● **TEXT TO READ**:
######

Even more horrifying, a story from the news archives dated March 1, 2016 tells of 56-year-old Mr Jerome Pow who was killed by pit bulls in the vicinity of Hagley Park Road in St Andrew.


Such reports are not new. Each such incident triggers urgent calls for tougher action to protect citizens from vicious dogs and their careless owners. Then, with the passage of time, the issue is forgotten until there is another nightmarish report.

Writing in January 2014 Jamaica Observer columnist Ms Grace Virtue highlighted some of the cases leading up to then:

In July 2011, 62-year-old Valerie Stephenson, of St Catherine, was killed by a pit bull as she walked in the community.

"Four months earlier, in Westmoreland, eight-month-old Oshawn Obermann was mauled by a pit bull owned by his parents. He survived with major injuries.

 

"In December 2012, two-year-old Ronica Gregory of St Catherine was killed by a pit bull and her sister seriously injured

“Also in 2012, a woman and her 14-month-old son were attacked by a pit bull in Spanish Town.

"January 2, 2014, a three-year-old lost an eye after he was mauled by a pit bull in St Ann.

On January 4, 2014, a 59-year-old mechanic was mauled by three pit bulls in St Mary.”

Though apparently hamstrung by legal limitations the police have urged Jamaicans to stop keeping pit bulls and to be vigilant in securing dogs.

In 2014, some opinion leaders, including veterinarian and former Member of Parliament Dr St Aubyn Bartlett, urged registration of dogs and specific legislation.

But then the issue died its usual natural death. Two years later, here we are again.

In the case involving Ms Chin and her two young children, it is alleged that the dogs had free access to the road through an open gate. A lawsuit is apparently the only legal recourse.

A near 150-year-old law, The Dogs (Liability for Injuries by) Act of 1877 is applicable in this instance. Like so many other pieces of Jamaican legislation it needs urgent upgrade.

 

This should not again be a nine-day wonder. All stakeholders, not least the media, should push with might and main to make sure that this time around concrete action is taken.

We are well aware that Jamaica’s legislative and judicial process is tediously inefficient — we need only listen to Justice Minister Mr Delroy Chuck. But it is full time for action.

For the doubters and naysayers, we think it appropriate to borrow from Ms Virtue in her January 2014 column: “Close your eyes for a minute, honourable ministers, and visualise your child or grandchild being mauled by a dog. Or, imagine yourself, as a two-year old, caught between the jaws of a killer dog.”

######

Records from a dataset:
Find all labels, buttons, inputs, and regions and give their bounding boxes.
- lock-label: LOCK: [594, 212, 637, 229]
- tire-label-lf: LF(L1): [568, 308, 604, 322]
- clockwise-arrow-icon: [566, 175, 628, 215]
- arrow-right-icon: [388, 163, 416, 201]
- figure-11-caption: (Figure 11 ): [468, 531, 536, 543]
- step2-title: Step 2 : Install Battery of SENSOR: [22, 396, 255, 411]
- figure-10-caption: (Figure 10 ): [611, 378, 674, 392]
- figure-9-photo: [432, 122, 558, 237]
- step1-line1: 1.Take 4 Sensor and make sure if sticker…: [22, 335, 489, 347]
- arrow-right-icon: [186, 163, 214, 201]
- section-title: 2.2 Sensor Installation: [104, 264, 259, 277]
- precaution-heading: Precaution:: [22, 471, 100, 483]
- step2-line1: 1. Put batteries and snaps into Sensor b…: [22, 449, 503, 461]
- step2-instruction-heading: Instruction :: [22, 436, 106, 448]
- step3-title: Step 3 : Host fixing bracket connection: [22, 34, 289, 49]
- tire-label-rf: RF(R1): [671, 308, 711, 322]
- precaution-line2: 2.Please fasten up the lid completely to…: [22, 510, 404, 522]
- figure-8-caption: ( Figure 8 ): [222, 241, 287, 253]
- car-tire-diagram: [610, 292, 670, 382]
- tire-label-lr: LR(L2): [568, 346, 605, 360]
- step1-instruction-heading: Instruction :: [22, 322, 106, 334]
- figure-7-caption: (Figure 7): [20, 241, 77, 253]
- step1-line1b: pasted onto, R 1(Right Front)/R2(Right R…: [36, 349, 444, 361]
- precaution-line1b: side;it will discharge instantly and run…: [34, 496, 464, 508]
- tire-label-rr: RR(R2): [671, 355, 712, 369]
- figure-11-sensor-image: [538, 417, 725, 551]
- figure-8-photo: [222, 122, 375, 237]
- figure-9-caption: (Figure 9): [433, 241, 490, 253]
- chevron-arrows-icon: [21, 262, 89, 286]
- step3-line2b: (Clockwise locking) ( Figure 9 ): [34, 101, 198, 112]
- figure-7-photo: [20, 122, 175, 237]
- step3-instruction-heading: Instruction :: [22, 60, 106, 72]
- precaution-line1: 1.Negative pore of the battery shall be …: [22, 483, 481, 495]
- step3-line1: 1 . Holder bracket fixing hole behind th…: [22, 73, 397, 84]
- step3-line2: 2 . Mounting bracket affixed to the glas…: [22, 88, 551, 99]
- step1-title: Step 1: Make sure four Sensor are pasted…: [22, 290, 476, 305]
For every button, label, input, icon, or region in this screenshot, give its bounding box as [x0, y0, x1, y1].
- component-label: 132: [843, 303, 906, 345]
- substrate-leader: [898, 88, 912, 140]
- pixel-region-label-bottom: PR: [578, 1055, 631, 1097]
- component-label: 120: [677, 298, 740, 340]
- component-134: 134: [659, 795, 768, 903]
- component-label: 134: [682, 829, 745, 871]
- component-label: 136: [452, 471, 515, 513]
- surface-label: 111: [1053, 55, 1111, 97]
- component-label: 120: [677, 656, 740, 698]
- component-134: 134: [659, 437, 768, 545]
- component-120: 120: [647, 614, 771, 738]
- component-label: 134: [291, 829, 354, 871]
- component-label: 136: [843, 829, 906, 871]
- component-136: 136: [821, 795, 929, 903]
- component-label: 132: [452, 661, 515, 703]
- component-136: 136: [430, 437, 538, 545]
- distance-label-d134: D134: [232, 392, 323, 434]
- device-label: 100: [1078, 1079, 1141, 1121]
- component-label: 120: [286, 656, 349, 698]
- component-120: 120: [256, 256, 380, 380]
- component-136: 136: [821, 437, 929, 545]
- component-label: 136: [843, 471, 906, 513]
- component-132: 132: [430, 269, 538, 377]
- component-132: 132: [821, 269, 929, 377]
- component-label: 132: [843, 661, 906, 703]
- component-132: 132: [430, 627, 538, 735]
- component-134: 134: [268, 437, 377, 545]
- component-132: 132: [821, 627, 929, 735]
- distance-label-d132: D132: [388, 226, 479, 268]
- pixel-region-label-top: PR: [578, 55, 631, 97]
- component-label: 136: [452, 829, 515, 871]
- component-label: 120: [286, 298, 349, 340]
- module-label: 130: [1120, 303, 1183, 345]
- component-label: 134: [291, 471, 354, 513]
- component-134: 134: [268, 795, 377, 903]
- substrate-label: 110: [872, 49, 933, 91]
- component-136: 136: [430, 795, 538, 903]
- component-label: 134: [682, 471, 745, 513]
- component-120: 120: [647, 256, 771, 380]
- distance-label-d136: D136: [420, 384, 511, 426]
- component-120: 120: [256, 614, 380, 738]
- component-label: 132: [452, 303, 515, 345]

######

● **YOUR TASKS**:
a) Answer from the pit bull editorial:
(i) In what area was Mr Jerome Pow killed by pit bulls?
(ii) In what year was The Dogs (Liability for Injuries by) Act passed?
(iii) Which veterinarian and former Member of Parliament urged dog registration in 2014?
b) Retype the passage of the pit bull editorial starting at "In the case" and ending at "needs urgent upgrade.".

● **EXERCISE SOLUTIONS**:
a)
(i) In the vicinity of Hagley Park Road in St Andrew.
(ii) 1877.
(iii) Dr St Aubyn Bartlett.

b)
In the case involving Ms Chin and her two young children, it is alleged that the dogs had free access to the road through an open gate. A lawsuit is apparently the only legal recourse.

A near 150-year-old law, The Dogs (Liability for Injuries by) Act of 1877 is applicable in this instance. Like so many other pieces of Jamaican legislation it needs urgent upgrade.